Rows from a figure dataset:
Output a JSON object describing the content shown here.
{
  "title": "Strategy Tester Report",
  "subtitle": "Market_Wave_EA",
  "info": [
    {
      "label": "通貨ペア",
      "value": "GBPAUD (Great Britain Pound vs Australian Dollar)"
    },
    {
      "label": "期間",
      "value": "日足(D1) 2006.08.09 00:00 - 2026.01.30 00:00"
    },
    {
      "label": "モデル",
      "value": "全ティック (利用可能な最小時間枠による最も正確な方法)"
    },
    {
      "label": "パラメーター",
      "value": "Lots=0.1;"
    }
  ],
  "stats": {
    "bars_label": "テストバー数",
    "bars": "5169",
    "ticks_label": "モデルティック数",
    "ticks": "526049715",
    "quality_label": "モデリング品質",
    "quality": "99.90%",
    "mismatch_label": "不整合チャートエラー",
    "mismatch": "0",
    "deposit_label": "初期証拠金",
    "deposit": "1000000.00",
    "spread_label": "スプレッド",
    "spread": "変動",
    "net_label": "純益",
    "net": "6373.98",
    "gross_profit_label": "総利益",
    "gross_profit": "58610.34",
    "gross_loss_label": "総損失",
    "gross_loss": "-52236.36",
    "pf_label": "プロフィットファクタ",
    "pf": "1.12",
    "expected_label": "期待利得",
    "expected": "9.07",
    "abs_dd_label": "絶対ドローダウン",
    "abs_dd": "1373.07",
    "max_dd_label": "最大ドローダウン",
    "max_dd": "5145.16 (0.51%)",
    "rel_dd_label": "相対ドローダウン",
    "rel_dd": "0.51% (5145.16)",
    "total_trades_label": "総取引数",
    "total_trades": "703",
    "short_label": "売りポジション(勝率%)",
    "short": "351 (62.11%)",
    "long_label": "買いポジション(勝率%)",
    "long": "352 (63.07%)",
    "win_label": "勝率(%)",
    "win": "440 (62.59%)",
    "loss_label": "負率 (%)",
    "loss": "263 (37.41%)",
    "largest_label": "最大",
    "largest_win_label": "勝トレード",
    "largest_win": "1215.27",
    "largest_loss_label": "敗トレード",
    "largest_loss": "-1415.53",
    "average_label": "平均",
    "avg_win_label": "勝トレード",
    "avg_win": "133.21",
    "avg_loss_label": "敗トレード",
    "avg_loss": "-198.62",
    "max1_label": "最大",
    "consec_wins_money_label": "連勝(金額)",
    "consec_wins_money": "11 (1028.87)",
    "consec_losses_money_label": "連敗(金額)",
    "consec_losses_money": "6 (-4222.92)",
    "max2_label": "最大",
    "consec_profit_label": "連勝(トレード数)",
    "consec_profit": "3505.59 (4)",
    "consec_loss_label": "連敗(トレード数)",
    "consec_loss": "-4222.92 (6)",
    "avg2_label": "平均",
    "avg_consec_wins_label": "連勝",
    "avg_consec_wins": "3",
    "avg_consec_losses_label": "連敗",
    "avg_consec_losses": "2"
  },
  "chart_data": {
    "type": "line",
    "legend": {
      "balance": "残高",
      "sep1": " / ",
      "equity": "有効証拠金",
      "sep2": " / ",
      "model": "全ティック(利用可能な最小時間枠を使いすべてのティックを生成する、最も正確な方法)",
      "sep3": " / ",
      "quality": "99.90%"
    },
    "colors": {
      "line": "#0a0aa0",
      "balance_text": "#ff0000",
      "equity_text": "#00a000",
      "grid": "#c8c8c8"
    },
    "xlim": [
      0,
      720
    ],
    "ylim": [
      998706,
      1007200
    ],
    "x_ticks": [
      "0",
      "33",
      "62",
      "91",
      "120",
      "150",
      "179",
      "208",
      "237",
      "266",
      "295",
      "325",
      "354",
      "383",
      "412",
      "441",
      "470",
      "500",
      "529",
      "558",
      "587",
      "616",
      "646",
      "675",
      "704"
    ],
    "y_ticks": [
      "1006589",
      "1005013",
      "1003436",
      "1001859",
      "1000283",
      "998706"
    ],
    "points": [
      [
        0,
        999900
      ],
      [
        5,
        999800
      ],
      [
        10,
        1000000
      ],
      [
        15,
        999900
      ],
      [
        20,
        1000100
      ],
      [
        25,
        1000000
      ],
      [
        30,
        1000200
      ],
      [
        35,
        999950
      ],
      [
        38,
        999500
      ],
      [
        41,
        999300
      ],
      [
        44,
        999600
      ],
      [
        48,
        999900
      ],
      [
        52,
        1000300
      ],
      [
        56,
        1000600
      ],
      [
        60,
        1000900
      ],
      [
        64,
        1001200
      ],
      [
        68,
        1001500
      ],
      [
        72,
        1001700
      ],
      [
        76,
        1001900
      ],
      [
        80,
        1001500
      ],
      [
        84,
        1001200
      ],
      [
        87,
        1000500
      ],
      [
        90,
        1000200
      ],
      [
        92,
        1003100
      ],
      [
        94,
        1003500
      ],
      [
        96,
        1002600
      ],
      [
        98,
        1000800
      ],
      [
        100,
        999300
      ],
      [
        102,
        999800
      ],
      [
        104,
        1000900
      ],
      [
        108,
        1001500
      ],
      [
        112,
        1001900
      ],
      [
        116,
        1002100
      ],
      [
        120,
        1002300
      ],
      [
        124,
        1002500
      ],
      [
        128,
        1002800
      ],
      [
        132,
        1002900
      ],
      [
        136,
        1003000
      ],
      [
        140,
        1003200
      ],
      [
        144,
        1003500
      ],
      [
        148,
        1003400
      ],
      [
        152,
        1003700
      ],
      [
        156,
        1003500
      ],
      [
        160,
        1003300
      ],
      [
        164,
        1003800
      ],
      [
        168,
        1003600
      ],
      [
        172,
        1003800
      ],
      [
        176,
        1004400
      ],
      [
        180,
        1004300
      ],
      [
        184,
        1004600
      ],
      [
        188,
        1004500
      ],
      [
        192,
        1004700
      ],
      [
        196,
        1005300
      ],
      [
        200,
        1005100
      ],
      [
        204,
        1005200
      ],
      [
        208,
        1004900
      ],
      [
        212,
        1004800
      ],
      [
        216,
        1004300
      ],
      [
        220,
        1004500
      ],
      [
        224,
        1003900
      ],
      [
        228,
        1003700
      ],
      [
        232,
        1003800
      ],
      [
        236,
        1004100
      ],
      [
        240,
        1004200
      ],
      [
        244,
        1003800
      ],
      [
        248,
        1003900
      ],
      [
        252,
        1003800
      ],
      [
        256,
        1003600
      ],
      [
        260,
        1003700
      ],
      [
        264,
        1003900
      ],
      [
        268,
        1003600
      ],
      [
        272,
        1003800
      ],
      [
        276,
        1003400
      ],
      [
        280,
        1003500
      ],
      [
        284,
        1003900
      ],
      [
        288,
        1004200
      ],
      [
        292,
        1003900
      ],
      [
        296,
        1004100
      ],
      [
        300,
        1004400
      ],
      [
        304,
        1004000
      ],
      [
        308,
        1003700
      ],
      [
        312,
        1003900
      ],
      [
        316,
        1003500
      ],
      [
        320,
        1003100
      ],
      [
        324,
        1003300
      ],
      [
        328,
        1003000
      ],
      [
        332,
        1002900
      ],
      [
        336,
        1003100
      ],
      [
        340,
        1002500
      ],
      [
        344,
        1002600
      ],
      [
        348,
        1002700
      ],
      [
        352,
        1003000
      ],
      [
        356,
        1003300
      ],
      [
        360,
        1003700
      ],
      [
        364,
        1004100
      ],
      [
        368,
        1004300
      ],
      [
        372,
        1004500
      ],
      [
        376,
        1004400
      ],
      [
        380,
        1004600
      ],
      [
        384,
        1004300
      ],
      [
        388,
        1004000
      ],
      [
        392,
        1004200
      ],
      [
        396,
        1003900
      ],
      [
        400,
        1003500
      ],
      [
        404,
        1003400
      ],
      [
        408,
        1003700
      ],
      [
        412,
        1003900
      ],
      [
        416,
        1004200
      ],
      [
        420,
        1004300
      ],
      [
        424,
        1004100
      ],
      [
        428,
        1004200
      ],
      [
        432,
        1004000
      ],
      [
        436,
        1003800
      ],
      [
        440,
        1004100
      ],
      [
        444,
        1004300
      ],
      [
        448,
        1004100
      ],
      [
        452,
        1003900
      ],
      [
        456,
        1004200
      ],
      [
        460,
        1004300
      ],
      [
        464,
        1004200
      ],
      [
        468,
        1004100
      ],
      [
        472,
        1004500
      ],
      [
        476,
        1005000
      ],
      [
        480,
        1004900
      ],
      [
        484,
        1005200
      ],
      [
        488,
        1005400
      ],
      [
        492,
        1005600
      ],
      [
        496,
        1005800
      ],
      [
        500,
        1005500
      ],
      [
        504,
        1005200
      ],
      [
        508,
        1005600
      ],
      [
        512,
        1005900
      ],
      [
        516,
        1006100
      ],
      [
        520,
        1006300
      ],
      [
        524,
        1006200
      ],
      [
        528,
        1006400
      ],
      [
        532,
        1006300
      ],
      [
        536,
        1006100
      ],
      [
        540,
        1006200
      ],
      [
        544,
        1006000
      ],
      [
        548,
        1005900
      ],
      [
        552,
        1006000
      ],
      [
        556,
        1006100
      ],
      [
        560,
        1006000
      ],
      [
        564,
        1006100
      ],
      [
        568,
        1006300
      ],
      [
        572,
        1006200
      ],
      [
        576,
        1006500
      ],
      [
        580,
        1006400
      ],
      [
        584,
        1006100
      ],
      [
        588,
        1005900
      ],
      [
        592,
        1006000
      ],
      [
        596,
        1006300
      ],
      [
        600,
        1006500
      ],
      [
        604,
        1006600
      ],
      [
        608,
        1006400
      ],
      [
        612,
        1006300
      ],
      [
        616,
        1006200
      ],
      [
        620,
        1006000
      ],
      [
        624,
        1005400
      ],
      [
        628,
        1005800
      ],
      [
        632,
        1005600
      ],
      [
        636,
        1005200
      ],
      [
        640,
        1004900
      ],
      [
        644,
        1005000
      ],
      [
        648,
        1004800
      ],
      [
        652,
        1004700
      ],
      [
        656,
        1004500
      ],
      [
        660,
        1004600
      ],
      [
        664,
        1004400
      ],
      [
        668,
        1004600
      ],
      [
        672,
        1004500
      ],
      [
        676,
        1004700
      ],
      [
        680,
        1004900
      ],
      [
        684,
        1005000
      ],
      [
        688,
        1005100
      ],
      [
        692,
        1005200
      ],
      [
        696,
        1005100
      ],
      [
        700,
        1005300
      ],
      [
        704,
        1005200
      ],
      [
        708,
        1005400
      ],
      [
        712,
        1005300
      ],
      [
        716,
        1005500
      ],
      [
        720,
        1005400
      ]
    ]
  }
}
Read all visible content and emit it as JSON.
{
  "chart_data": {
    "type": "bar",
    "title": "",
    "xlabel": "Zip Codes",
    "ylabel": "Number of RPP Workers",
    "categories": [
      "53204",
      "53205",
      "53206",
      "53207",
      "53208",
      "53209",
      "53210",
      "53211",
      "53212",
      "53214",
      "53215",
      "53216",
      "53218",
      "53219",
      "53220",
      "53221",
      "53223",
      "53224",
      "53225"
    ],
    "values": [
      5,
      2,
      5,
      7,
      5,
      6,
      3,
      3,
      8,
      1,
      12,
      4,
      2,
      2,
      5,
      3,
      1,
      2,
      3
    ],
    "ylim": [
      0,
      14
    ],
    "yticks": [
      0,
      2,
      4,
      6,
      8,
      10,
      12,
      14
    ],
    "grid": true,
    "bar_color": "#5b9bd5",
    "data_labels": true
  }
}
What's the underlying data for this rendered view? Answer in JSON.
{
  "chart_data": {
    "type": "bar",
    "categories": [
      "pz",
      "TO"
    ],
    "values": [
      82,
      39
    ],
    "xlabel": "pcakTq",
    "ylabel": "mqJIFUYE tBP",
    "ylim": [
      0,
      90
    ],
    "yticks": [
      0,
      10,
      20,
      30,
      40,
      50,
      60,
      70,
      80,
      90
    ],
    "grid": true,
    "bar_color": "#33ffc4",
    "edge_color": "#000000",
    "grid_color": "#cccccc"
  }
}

Exercise: Read the entries and pick out all lines that include the word "JSON".

Reply:
Output a JSON object describing the content shown here.
Read all visible content and emit it as JSON.
What's the underlying data for this rendered view? Answer in JSON.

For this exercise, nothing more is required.